--- Record set ---
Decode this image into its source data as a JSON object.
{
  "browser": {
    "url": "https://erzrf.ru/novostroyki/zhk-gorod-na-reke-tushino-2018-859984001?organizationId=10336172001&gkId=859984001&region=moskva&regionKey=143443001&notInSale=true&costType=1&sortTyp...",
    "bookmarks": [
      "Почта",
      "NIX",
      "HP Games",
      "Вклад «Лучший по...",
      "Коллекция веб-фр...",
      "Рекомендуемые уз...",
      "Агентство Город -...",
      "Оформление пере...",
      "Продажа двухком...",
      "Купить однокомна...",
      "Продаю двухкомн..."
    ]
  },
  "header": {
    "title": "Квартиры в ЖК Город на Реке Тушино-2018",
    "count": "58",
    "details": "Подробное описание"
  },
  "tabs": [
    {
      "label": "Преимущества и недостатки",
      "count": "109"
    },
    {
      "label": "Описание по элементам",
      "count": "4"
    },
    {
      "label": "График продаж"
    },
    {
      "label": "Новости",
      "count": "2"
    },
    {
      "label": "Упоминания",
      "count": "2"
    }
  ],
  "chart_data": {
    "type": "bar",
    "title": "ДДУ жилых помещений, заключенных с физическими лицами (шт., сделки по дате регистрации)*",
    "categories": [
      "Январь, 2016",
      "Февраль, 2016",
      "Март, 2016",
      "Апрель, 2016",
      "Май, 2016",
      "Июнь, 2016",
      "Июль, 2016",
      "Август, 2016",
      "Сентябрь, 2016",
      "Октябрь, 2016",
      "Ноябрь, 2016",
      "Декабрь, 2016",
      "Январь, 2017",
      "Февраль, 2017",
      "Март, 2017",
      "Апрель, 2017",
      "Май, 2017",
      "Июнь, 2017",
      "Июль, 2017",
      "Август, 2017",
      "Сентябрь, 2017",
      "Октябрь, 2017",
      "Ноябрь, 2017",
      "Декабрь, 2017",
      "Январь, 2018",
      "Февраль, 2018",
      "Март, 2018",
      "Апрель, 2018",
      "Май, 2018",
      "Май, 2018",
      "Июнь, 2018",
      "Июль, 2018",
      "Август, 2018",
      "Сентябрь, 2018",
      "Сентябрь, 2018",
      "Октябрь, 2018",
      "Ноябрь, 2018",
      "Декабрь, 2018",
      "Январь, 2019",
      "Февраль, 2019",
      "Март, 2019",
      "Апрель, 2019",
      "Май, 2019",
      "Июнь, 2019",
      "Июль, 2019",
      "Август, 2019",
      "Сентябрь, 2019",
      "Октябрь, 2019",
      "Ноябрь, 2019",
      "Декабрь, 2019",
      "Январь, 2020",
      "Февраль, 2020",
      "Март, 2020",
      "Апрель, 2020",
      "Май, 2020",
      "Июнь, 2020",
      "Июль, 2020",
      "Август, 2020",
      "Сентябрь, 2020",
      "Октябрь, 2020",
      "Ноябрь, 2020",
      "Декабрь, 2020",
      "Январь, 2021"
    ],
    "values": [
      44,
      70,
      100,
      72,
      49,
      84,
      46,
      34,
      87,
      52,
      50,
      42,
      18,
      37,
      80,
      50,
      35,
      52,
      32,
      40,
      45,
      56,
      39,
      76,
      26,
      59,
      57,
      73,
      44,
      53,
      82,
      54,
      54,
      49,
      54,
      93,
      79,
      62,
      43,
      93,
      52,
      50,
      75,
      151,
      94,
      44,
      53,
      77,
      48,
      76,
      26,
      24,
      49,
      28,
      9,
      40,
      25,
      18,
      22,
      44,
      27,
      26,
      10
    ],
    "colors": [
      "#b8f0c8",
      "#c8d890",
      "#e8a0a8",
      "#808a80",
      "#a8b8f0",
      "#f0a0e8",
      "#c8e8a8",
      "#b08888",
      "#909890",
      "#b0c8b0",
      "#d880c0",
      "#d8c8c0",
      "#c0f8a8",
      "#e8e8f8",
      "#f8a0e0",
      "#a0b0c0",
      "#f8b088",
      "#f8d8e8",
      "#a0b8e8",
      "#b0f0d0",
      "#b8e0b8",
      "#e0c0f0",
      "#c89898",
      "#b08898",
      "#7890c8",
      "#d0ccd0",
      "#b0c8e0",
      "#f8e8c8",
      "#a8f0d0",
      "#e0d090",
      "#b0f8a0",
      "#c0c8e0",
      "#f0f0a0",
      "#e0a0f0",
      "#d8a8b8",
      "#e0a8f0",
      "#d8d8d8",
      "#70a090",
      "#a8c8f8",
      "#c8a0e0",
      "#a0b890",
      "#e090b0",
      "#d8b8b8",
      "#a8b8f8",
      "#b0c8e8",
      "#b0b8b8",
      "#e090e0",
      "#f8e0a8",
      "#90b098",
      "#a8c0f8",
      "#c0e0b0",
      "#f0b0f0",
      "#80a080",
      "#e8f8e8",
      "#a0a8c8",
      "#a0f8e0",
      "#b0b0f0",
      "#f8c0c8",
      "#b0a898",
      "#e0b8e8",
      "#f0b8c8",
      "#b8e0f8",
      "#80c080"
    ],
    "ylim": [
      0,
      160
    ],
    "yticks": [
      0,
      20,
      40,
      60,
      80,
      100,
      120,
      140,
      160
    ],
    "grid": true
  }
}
---
Short exercise:
Gather each line of the listing that holds the string "Февраль".

Exercise answer:
      "Февраль, 2016",
      "Февраль, 2017",
      "Февраль, 2018",
      "Февраль, 2019",
      "Февраль, 2020",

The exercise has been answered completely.